> **GIVEN TASK**:
Leaving out the pictures, retype all the material exactly.

> **Recorded data**:
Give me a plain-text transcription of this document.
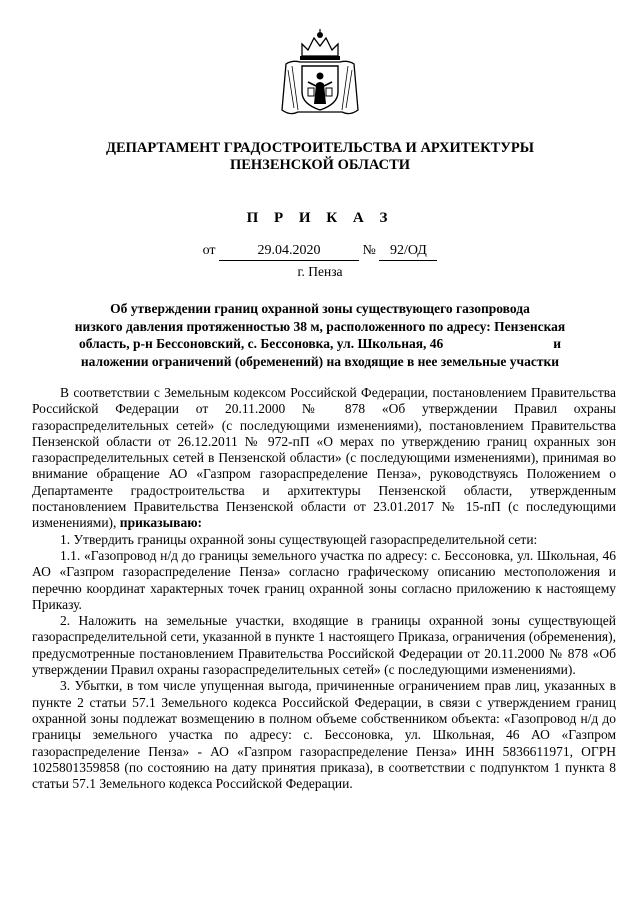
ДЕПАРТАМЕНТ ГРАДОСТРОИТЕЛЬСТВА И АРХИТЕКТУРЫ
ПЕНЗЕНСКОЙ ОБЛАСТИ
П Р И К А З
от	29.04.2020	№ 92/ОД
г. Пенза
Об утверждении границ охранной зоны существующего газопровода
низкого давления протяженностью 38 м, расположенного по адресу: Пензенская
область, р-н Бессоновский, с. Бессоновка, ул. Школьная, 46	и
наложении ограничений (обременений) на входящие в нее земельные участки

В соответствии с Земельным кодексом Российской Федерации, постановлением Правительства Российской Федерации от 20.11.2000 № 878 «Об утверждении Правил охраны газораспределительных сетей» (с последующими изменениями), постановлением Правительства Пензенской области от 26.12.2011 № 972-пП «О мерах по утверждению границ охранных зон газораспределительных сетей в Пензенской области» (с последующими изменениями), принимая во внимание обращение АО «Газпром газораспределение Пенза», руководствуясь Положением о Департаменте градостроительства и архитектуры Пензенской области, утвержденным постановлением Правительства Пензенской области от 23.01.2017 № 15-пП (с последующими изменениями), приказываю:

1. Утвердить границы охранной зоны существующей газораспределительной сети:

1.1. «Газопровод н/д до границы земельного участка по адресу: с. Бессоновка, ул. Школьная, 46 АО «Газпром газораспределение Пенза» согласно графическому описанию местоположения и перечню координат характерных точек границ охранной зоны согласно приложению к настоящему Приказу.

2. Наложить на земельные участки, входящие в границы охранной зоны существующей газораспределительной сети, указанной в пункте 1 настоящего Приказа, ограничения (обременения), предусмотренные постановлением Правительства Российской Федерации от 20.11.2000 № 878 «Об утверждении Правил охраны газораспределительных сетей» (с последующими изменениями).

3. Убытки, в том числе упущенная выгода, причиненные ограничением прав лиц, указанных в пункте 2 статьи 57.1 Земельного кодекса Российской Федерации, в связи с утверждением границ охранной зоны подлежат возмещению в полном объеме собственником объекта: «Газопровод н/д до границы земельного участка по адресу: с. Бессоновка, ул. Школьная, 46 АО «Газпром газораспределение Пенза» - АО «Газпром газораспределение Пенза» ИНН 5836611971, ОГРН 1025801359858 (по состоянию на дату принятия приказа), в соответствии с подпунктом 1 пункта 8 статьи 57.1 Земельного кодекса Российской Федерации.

> **IN RESPONSE**:
Give me a plain-text transcription of this document.
ДЕПАРТАМЕНТ ГРАДОСТРОИТЕЛЬСТВА И АРХИТЕКТУРЫ
ПЕНЗЕНСКОЙ ОБЛАСТИ
П Р И К А З
от	29.04.2020	№ 92/ОД
г. Пенза
Об утверждении границ охранной зоны существующего газопровода
низкого давления протяженностью 38 м, расположенного по адресу: Пензенская
область, р-н Бессоновский, с. Бессоновка, ул. Школьная, 46	и
наложении ограничений (обременений) на входящие в нее земельные участки

В соответствии с Земельным кодексом Российской Федерации, постановлением Правительства Российской Федерации от 20.11.2000 № 878 «Об утверждении Правил охраны газораспределительных сетей» (с последующими изменениями), постановлением Правительства Пензенской области от 26.12.2011 № 972-пП «О мерах по утверждению границ охранных зон газораспределительных сетей в Пензенской области» (с последующими изменениями), принимая во внимание обращение АО «Газпром газораспределение Пенза», руководствуясь Положением о Департаменте градостроительства и архитектуры Пензенской области, утвержденным постановлением Правительства Пензенской области от 23.01.2017 № 15-пП (с последующими изменениями), приказываю:

1. Утвердить границы охранной зоны существующей газораспределительной сети:

1.1. «Газопровод н/д до границы земельного участка по адресу: с. Бессоновка, ул. Школьная, 46 АО «Газпром газораспределение Пенза» согласно графическому описанию местоположения и перечню координат характерных точек границ охранной зоны согласно приложению к настоящему Приказу.

2. Наложить на земельные участки, входящие в границы охранной зоны существующей газораспределительной сети, указанной в пункте 1 настоящего Приказа, ограничения (обременения), предусмотренные постановлением Правительства Российской Федерации от 20.11.2000 № 878 «Об утверждении Правил охраны газораспределительных сетей» (с последующими изменениями).

3. Убытки, в том числе упущенная выгода, причиненные ограничением прав лиц, указанных в пункте 2 статьи 57.1 Земельного кодекса Российской Федерации, в связи с утверждением границ охранной зоны подлежат возмещению в полном объеме собственником объекта: «Газопровод н/д до границы земельного участка по адресу: с. Бессоновка, ул. Школьная, 46 АО «Газпром газораспределение Пенза» - АО «Газпром газораспределение Пенза» ИНН 5836611971, ОГРН 1025801359858 (по состоянию на дату принятия приказа), в соответствии с подпунктом 1 пункта 8 статьи 57.1 Земельного кодекса Российской Федерации.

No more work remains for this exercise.